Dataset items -
━━━━━━━━━━
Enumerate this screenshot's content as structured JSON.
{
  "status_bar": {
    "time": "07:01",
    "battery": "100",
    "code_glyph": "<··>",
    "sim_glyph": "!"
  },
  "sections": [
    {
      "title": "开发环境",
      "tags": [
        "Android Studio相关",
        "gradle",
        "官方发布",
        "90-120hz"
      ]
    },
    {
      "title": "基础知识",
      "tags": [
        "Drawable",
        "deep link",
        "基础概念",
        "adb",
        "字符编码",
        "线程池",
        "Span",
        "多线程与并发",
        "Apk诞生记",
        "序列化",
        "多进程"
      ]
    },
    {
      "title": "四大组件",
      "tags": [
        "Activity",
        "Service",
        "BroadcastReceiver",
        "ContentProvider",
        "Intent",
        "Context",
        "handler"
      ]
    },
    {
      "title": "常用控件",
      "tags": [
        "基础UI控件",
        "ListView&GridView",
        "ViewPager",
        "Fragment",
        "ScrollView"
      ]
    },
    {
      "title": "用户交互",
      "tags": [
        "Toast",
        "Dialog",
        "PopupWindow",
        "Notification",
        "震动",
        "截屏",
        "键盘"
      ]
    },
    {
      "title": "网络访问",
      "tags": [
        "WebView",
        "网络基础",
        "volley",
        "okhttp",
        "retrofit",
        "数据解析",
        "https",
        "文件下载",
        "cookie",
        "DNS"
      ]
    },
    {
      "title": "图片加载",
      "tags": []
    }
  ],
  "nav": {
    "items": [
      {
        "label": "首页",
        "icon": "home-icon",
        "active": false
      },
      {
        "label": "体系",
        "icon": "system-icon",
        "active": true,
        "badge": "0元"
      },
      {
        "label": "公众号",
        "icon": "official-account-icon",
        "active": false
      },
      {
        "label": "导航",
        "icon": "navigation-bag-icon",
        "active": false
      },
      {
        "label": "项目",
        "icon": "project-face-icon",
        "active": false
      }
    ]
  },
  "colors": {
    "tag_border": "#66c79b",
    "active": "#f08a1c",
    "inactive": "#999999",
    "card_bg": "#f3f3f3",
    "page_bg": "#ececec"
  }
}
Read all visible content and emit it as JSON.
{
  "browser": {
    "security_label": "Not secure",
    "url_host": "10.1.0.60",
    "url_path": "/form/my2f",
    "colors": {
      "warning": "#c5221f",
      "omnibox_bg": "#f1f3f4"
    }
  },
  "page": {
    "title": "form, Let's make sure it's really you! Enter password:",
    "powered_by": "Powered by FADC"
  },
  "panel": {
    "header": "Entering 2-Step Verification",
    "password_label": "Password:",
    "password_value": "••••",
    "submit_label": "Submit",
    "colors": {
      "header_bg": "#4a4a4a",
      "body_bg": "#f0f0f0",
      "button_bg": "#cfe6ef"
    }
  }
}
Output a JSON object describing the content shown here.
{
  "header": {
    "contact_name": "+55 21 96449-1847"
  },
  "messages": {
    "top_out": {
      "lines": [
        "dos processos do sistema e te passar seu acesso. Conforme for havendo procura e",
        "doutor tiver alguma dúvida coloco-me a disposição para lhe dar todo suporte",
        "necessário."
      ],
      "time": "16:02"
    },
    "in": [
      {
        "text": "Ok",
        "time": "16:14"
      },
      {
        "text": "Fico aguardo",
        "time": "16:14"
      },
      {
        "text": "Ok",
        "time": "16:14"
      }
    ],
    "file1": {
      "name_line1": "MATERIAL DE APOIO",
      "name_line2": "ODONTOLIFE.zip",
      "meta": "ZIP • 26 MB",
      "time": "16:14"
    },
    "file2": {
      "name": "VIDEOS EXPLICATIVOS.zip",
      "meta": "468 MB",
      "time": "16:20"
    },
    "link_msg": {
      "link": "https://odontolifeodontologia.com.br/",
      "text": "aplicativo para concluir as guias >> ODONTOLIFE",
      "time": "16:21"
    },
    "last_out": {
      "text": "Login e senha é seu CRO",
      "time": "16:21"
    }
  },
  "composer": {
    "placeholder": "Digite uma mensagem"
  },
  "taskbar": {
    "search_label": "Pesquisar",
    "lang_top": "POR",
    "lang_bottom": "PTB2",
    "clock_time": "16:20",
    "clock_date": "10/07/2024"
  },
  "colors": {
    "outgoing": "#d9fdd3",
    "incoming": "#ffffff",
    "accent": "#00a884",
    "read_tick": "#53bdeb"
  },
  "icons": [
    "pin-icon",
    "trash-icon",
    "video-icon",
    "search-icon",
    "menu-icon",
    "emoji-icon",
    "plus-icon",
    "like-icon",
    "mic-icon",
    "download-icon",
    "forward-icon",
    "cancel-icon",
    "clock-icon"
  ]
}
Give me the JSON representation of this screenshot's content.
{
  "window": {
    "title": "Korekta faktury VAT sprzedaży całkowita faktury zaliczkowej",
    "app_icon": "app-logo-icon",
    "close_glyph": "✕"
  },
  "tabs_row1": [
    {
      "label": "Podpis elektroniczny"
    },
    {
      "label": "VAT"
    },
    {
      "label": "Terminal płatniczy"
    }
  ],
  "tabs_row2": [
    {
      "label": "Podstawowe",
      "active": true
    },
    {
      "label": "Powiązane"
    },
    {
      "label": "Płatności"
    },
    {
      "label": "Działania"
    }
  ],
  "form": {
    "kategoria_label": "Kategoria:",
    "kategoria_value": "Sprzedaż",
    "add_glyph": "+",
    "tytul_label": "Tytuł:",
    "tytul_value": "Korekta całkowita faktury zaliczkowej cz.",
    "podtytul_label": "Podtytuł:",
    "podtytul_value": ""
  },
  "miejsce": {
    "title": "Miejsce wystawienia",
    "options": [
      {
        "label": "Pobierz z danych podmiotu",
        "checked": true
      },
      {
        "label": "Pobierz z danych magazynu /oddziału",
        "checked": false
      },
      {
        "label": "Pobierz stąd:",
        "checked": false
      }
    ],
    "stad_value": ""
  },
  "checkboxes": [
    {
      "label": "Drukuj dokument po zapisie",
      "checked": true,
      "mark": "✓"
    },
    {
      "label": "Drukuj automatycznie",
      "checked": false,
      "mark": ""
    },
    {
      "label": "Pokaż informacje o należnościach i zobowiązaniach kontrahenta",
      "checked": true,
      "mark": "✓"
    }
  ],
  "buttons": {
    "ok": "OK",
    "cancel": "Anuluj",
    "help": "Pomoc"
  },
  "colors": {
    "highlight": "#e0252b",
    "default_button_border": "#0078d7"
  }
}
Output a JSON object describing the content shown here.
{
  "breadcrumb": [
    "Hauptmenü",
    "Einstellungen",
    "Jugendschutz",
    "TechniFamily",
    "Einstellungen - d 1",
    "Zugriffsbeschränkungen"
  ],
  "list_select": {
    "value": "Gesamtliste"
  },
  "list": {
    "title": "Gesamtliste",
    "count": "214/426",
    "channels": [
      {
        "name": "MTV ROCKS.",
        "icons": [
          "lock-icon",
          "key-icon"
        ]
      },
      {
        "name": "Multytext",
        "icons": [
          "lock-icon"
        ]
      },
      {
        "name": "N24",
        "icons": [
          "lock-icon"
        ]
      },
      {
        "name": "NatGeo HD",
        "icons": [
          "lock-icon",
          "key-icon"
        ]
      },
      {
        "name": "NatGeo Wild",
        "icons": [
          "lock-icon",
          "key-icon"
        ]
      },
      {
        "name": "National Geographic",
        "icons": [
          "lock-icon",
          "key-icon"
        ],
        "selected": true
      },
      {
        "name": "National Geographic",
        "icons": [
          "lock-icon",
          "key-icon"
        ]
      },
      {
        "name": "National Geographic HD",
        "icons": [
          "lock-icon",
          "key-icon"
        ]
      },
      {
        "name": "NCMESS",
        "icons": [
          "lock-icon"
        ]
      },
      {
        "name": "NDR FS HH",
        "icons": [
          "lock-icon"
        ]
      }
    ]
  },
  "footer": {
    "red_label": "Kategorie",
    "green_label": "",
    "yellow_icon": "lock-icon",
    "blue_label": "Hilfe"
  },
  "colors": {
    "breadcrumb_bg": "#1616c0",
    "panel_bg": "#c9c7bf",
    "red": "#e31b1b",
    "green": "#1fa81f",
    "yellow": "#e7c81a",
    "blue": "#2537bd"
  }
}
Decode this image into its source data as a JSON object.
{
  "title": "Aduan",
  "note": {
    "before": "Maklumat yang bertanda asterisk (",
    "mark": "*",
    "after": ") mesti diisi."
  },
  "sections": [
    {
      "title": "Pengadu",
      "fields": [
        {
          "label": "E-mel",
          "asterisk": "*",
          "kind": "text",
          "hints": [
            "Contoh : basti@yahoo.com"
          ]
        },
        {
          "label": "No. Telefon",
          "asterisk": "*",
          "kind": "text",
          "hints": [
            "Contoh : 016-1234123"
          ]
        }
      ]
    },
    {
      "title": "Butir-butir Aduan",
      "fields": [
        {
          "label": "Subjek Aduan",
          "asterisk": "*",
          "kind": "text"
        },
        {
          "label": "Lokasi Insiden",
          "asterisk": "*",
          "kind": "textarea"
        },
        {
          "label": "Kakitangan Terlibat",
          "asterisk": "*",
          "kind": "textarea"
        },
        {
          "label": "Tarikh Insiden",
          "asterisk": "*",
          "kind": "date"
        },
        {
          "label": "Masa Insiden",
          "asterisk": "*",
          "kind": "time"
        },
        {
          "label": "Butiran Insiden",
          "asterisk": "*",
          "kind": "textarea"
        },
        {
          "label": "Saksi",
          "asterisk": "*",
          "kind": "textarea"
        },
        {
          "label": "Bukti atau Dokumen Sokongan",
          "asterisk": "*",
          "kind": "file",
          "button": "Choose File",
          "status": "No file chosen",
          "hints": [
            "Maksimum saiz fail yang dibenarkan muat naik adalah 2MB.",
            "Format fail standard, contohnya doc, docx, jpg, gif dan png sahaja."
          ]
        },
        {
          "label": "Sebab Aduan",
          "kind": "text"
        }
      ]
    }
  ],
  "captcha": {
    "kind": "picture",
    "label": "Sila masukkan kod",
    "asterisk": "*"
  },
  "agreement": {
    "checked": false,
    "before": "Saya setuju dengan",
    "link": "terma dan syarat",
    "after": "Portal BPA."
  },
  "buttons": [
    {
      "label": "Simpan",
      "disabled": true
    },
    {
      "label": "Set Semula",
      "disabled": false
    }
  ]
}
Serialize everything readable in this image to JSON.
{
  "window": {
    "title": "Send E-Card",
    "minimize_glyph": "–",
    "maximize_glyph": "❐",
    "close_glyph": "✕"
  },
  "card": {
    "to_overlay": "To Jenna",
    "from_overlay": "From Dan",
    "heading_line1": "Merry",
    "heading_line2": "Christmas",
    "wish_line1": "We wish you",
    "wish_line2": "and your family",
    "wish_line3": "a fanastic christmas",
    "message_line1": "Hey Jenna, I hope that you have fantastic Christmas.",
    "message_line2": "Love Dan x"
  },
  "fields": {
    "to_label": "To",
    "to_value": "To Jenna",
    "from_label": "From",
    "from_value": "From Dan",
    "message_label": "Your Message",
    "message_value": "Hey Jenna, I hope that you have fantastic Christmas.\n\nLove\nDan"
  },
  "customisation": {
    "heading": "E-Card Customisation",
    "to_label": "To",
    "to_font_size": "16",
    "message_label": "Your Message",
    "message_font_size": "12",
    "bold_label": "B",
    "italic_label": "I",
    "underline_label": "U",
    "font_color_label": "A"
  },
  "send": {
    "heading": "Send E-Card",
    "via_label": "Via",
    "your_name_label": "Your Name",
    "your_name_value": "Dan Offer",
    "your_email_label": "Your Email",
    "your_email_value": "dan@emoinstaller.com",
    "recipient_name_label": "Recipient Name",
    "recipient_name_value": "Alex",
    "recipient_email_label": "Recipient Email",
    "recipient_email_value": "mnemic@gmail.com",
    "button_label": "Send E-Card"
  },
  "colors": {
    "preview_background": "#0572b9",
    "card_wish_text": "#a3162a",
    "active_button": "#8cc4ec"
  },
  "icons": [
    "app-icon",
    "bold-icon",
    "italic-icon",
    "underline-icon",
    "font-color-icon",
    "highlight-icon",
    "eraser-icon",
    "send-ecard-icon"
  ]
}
━━━━━━━━━━
Say how many lines of the data hold the string "fantastic". Reply with the number alone.

Task output -
2